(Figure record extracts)
▽

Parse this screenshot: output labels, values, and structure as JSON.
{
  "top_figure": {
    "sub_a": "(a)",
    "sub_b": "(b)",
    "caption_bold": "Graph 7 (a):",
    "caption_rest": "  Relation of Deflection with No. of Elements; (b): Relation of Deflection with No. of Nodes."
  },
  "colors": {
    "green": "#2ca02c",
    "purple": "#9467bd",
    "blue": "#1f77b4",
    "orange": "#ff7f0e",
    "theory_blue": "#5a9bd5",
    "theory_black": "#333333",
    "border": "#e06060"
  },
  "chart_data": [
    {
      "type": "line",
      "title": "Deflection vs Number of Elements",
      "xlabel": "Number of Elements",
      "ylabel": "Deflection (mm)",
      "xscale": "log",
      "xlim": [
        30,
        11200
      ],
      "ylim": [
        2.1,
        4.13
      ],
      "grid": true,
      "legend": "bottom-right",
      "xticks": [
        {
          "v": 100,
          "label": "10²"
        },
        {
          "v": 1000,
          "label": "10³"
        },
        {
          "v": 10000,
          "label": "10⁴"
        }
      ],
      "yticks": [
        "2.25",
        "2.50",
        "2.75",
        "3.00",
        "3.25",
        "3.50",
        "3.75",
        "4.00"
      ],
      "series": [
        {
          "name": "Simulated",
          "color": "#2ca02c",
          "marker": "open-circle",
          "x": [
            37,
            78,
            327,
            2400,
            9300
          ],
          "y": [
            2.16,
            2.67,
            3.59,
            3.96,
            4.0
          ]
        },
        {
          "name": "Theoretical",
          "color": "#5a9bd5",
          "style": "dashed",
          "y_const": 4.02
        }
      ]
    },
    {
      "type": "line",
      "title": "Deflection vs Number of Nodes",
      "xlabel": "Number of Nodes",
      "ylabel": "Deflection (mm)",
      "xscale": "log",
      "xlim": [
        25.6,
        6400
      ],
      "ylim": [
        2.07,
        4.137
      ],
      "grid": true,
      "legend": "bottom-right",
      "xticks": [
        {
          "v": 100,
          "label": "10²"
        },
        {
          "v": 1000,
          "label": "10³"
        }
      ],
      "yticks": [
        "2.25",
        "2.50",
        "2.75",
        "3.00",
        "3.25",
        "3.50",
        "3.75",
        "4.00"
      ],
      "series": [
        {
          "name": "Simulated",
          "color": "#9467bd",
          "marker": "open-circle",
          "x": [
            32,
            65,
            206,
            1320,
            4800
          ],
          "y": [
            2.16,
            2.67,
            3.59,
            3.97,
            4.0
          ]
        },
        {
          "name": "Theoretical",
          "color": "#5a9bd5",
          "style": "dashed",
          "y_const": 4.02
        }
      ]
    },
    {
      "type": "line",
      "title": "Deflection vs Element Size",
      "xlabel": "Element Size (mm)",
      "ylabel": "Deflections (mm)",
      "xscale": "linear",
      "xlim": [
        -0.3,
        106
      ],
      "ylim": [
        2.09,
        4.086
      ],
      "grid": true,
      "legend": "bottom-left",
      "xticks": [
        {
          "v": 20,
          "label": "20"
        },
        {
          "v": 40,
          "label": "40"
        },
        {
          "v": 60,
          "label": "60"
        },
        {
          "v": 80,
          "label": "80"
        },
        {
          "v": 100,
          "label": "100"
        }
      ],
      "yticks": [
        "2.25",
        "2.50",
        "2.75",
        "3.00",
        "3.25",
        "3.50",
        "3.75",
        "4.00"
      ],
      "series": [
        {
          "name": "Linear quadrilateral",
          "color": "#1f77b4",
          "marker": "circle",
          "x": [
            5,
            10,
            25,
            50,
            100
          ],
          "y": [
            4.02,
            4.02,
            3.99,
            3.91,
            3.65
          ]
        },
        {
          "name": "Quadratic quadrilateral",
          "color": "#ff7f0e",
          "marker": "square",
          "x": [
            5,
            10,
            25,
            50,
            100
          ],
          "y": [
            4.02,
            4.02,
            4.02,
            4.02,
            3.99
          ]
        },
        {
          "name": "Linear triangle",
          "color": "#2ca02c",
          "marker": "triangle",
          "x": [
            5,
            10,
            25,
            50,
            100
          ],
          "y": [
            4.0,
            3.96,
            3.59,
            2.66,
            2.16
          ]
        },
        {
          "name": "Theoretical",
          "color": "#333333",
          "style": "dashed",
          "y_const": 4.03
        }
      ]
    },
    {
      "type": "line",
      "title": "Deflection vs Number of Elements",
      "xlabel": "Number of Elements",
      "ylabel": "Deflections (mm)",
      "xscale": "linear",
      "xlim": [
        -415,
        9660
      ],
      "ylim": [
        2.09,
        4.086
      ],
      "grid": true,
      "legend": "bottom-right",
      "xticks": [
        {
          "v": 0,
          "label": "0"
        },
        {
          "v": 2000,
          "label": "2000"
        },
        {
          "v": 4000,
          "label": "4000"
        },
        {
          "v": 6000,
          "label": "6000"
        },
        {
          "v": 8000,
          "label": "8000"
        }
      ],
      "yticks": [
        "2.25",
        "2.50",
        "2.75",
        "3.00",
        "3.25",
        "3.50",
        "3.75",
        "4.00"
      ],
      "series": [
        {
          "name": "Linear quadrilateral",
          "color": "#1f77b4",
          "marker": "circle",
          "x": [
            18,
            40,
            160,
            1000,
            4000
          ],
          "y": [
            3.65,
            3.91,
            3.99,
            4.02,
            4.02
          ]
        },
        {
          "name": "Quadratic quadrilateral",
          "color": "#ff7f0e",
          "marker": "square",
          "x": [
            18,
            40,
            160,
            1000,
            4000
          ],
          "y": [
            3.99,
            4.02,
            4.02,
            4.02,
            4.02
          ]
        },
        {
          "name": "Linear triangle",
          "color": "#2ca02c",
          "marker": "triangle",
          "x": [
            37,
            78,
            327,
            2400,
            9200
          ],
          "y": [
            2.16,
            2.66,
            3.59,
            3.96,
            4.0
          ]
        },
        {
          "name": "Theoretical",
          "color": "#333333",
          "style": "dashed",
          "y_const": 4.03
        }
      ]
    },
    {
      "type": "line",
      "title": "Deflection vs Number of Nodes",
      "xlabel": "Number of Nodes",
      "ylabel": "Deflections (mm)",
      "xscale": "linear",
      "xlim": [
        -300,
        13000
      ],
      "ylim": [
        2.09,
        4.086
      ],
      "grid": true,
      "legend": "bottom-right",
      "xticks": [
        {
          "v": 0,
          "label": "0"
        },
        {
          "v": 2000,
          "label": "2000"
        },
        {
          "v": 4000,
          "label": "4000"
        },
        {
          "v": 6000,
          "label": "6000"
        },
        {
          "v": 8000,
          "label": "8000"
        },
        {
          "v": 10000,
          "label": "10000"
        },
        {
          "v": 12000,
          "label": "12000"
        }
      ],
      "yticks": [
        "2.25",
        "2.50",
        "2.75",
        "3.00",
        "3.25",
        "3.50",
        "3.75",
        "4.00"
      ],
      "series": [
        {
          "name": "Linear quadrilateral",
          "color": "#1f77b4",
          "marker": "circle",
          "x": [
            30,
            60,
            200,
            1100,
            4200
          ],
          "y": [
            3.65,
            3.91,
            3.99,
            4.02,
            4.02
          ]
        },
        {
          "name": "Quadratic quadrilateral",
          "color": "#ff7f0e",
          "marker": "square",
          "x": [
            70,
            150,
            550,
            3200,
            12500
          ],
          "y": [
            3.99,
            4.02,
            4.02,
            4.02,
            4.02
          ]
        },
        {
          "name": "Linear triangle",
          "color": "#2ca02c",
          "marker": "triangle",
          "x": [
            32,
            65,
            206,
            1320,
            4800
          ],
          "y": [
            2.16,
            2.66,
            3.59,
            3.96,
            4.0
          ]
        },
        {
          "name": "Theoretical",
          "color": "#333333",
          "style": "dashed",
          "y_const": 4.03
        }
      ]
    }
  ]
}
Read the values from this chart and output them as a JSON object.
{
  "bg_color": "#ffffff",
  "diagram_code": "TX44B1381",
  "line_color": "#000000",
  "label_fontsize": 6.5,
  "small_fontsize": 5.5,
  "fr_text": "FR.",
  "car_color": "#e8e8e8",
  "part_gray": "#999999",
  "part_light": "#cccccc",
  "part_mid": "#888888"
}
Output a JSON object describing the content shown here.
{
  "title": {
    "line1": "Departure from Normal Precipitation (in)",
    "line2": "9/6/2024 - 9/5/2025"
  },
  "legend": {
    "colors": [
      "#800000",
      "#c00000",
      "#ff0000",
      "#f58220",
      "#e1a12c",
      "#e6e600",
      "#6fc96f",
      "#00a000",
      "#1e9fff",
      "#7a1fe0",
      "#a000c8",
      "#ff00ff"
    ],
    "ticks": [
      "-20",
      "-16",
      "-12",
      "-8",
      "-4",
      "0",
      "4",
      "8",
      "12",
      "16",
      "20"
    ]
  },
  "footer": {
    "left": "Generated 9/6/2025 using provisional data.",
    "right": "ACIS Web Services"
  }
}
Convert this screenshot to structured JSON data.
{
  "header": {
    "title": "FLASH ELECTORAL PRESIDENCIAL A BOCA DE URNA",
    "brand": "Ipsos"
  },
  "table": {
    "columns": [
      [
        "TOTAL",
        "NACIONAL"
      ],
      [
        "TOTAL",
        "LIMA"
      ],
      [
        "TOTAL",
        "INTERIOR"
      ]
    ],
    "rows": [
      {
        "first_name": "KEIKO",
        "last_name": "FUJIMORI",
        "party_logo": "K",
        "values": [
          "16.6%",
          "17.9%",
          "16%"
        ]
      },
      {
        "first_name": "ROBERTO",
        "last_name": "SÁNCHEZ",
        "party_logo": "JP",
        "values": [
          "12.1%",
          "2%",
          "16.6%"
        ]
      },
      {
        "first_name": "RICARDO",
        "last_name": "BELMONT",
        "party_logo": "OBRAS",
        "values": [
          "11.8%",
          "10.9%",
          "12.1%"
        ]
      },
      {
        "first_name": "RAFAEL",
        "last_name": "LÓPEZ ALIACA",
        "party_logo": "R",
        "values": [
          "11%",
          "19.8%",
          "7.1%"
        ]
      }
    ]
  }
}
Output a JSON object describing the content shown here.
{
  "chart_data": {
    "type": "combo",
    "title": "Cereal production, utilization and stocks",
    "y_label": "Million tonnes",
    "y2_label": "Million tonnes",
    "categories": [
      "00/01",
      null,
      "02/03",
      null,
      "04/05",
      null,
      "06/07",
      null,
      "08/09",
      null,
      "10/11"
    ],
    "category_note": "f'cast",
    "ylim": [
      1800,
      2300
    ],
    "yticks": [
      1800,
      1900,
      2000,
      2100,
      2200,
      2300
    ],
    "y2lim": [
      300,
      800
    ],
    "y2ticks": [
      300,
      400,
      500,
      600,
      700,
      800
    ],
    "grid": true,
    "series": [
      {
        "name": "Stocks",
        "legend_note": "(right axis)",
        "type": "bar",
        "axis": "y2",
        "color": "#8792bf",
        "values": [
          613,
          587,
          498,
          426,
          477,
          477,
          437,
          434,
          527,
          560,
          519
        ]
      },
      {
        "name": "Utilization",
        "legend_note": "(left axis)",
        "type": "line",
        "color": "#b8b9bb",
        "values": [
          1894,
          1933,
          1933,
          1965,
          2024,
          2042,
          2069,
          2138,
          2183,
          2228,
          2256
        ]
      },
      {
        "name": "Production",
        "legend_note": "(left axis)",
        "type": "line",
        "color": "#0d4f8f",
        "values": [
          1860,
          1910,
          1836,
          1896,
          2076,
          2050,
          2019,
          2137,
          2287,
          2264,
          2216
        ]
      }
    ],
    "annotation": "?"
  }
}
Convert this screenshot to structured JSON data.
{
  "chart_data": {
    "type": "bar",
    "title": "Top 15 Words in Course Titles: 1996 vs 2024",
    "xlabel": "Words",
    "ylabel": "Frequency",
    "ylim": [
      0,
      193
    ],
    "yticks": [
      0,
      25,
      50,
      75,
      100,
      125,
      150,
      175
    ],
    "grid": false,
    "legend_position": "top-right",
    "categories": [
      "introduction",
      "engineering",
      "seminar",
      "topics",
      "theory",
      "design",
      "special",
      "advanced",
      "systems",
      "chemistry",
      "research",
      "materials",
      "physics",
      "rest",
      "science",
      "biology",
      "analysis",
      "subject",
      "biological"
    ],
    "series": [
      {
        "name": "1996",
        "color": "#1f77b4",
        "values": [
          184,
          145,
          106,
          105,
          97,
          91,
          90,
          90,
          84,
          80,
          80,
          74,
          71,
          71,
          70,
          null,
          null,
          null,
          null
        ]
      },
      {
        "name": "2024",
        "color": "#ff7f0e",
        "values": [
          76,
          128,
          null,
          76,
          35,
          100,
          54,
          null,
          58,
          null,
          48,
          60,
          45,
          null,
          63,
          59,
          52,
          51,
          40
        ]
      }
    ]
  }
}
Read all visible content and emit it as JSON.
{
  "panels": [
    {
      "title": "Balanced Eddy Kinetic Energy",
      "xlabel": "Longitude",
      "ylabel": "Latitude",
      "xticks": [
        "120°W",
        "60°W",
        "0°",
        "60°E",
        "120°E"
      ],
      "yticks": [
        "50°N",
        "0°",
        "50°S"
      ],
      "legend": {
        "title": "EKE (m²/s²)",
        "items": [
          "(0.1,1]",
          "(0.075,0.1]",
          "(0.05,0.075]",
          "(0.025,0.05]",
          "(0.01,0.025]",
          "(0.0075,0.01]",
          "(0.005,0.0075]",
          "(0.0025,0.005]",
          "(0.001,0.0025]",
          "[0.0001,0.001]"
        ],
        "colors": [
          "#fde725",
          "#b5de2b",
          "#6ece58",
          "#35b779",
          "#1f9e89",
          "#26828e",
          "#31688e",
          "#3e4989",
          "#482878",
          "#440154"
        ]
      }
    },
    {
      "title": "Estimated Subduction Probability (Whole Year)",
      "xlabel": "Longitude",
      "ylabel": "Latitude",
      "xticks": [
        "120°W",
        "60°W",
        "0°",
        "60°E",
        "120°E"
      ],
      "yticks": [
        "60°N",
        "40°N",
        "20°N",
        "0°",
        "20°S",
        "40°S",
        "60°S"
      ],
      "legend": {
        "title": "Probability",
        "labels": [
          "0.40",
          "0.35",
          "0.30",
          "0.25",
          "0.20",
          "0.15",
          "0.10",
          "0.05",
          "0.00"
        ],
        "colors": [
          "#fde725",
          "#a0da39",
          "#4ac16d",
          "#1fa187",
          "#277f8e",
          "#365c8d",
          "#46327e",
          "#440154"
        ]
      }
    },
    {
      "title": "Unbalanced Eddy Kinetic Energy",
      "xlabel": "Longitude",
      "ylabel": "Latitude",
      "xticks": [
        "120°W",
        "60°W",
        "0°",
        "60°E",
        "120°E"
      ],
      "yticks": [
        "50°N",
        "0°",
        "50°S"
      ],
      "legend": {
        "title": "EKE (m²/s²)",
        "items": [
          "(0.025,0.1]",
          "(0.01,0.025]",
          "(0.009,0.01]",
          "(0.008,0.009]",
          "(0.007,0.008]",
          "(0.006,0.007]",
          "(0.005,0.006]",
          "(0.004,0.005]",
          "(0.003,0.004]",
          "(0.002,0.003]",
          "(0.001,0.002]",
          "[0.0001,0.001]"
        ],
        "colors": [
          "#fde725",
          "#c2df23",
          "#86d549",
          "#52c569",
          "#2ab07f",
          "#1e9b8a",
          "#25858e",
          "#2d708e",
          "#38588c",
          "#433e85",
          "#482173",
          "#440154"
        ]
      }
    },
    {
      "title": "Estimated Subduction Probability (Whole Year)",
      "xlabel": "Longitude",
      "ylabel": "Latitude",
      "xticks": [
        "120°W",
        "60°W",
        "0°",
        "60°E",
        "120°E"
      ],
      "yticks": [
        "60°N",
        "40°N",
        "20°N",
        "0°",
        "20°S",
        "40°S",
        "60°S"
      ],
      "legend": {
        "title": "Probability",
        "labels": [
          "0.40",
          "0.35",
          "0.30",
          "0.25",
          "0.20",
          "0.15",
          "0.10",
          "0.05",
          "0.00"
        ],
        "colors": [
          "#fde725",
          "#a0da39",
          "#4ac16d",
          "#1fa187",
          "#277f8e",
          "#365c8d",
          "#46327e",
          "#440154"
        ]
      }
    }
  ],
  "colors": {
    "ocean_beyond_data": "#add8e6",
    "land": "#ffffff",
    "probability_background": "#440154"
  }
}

△

• _TASK TO COMPLETE_: Only a number is wanted: how many lines contain "Kinetic"?

• _TASK RESULT_: 2